== Do this ==
Where a line in the listing below contains the word "Name", copy that line.

== Records supplied ==
☆ ☆ ☆
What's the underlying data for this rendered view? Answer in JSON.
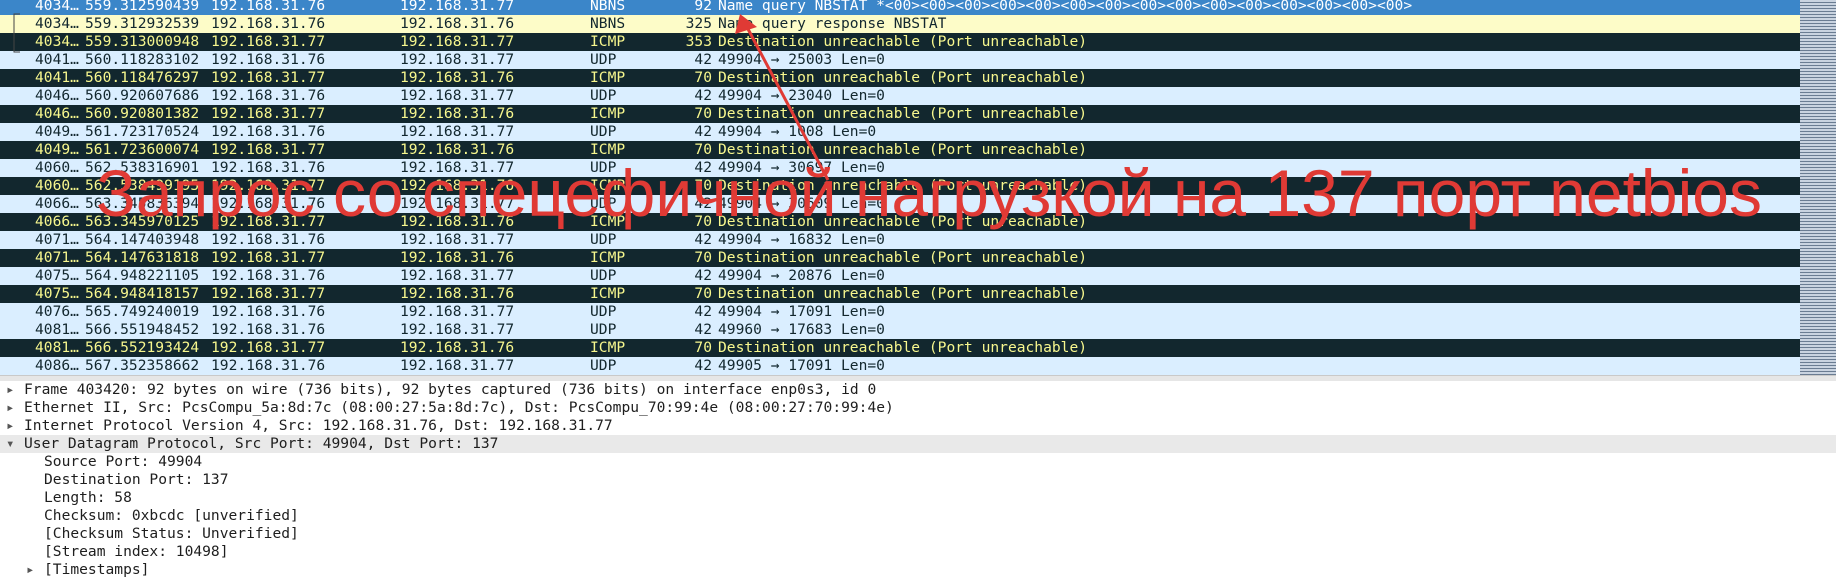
{
  "packets": [
    {
      "no": "4034…",
      "time": "559.312590439",
      "src": "192.168.31.76",
      "dst": "192.168.31.77",
      "proto": "NBNS",
      "len": "92",
      "info": "Name query NBSTAT *<00><00><00><00><00><00><00><00><00><00><00><00><00><00><00>",
      "kind": "sel"
    },
    {
      "no": "4034…",
      "time": "559.312932539",
      "src": "192.168.31.76",
      "dst": "192.168.31.76",
      "proto": "NBNS",
      "len": "325",
      "info": "Name query response NBSTAT",
      "kind": "nbns"
    },
    {
      "no": "4034…",
      "time": "559.313000948",
      "src": "192.168.31.77",
      "dst": "192.168.31.77",
      "proto": "ICMP",
      "len": "353",
      "info": "Destination unreachable (Port unreachable)",
      "kind": "icmp"
    },
    {
      "no": "4041…",
      "time": "560.118283102",
      "src": "192.168.31.76",
      "dst": "192.168.31.77",
      "proto": "UDP",
      "len": "42",
      "info": "49904 → 25003 Len=0",
      "kind": "udp"
    },
    {
      "no": "4041…",
      "time": "560.118476297",
      "src": "192.168.31.77",
      "dst": "192.168.31.76",
      "proto": "ICMP",
      "len": "70",
      "info": "Destination unreachable (Port unreachable)",
      "kind": "icmp"
    },
    {
      "no": "4046…",
      "time": "560.920607686",
      "src": "192.168.31.76",
      "dst": "192.168.31.77",
      "proto": "UDP",
      "len": "42",
      "info": "49904 → 23040 Len=0",
      "kind": "udp"
    },
    {
      "no": "4046…",
      "time": "560.920801382",
      "src": "192.168.31.77",
      "dst": "192.168.31.76",
      "proto": "ICMP",
      "len": "70",
      "info": "Destination unreachable (Port unreachable)",
      "kind": "icmp"
    },
    {
      "no": "4049…",
      "time": "561.723170524",
      "src": "192.168.31.76",
      "dst": "192.168.31.77",
      "proto": "UDP",
      "len": "42",
      "info": "49904 → 1008 Len=0",
      "kind": "udp"
    },
    {
      "no": "4049…",
      "time": "561.723600074",
      "src": "192.168.31.77",
      "dst": "192.168.31.76",
      "proto": "ICMP",
      "len": "70",
      "info": "Destination unreachable (Port unreachable)",
      "kind": "icmp"
    },
    {
      "no": "4060…",
      "time": "562.538316901",
      "src": "192.168.31.76",
      "dst": "192.168.31.77",
      "proto": "UDP",
      "len": "42",
      "info": "49904 → 30697 Len=0",
      "kind": "udp"
    },
    {
      "no": "4060…",
      "time": "562.538499195",
      "src": "192.168.31.77",
      "dst": "192.168.31.76",
      "proto": "ICMP",
      "len": "70",
      "info": "Destination unreachable (Port unreachable)",
      "kind": "icmp"
    },
    {
      "no": "4066…",
      "time": "563.345836394",
      "src": "192.168.31.76",
      "dst": "192.168.31.77",
      "proto": "UDP",
      "len": "42",
      "info": "49904 → 30609 Len=0",
      "kind": "udp"
    },
    {
      "no": "4066…",
      "time": "563.345970125",
      "src": "192.168.31.77",
      "dst": "192.168.31.76",
      "proto": "ICMP",
      "len": "70",
      "info": "Destination unreachable (Port unreachable)",
      "kind": "icmp"
    },
    {
      "no": "4071…",
      "time": "564.147403948",
      "src": "192.168.31.76",
      "dst": "192.168.31.77",
      "proto": "UDP",
      "len": "42",
      "info": "49904 → 16832 Len=0",
      "kind": "udp"
    },
    {
      "no": "4071…",
      "time": "564.147631818",
      "src": "192.168.31.77",
      "dst": "192.168.31.76",
      "proto": "ICMP",
      "len": "70",
      "info": "Destination unreachable (Port unreachable)",
      "kind": "icmp"
    },
    {
      "no": "4075…",
      "time": "564.948221105",
      "src": "192.168.31.76",
      "dst": "192.168.31.77",
      "proto": "UDP",
      "len": "42",
      "info": "49904 → 20876 Len=0",
      "kind": "udp"
    },
    {
      "no": "4075…",
      "time": "564.948418157",
      "src": "192.168.31.77",
      "dst": "192.168.31.76",
      "proto": "ICMP",
      "len": "70",
      "info": "Destination unreachable (Port unreachable)",
      "kind": "icmp"
    },
    {
      "no": "4076…",
      "time": "565.749240019",
      "src": "192.168.31.76",
      "dst": "192.168.31.77",
      "proto": "UDP",
      "len": "42",
      "info": "49904 → 17091 Len=0",
      "kind": "udp"
    },
    {
      "no": "4081…",
      "time": "566.551948452",
      "src": "192.168.31.76",
      "dst": "192.168.31.77",
      "proto": "UDP",
      "len": "42",
      "info": "49960 → 17683 Len=0",
      "kind": "udp"
    },
    {
      "no": "4081…",
      "time": "566.552193424",
      "src": "192.168.31.77",
      "dst": "192.168.31.76",
      "proto": "ICMP",
      "len": "70",
      "info": "Destination unreachable (Port unreachable)",
      "kind": "icmp"
    },
    {
      "no": "4086…",
      "time": "567.352358662",
      "src": "192.168.31.76",
      "dst": "192.168.31.77",
      "proto": "UDP",
      "len": "42",
      "info": "49905 → 17091 Len=0",
      "kind": "udp"
    }
  ],
  "details": [
    {
      "text": "Frame 403420: 92 bytes on wire (736 bits), 92 bytes captured (736 bits) on interface enp0s3, id 0",
      "level": 0,
      "expander": "collapsed",
      "hl": false
    },
    {
      "text": "Ethernet II, Src: PcsCompu_5a:8d:7c (08:00:27:5a:8d:7c), Dst: PcsCompu_70:99:4e (08:00:27:70:99:4e)",
      "level": 0,
      "expander": "collapsed",
      "hl": false
    },
    {
      "text": "Internet Protocol Version 4, Src: 192.168.31.76, Dst: 192.168.31.77",
      "level": 0,
      "expander": "collapsed",
      "hl": false
    },
    {
      "text": "User Datagram Protocol, Src Port: 49904, Dst Port: 137",
      "level": 0,
      "expander": "expanded",
      "hl": true
    },
    {
      "text": "Source Port: 49904",
      "level": 1,
      "expander": "none",
      "hl": false
    },
    {
      "text": "Destination Port: 137",
      "level": 1,
      "expander": "none",
      "hl": false
    },
    {
      "text": "Length: 58",
      "level": 1,
      "expander": "none",
      "hl": false
    },
    {
      "text": "Checksum: 0xbcdc [unverified]",
      "level": 1,
      "expander": "none",
      "hl": false
    },
    {
      "text": "[Checksum Status: Unverified]",
      "level": 1,
      "expander": "none",
      "hl": false
    },
    {
      "text": "[Stream index: 10498]",
      "level": 1,
      "expander": "none",
      "hl": false
    },
    {
      "text": "[Timestamps]",
      "level": 1,
      "expander": "collapsed",
      "hl": false
    }
  ],
  "annotation": {
    "text": "Запрос со спецефичной нагрузкой на 137 порт netbios",
    "color": "#e03a35"
  },
  "colors": {
    "udp_bg": "#daeeff",
    "icmp_bg": "#12272e",
    "icmp_fg": "#f7f78e",
    "nbns_bg": "#fdfcc8",
    "selected_bg": "#3b86c9"
  },
  "icons": {
    "collapsed": "triangle-right-icon",
    "expanded": "triangle-down-icon"
  }
}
☆ ☆ ☆
== Completed task ==
      "info": "Name query NBSTAT *<00><00><00><00><00><00><00><00><00><00><00><00><00><00><00>",
      "info": "Name query response NBSTAT",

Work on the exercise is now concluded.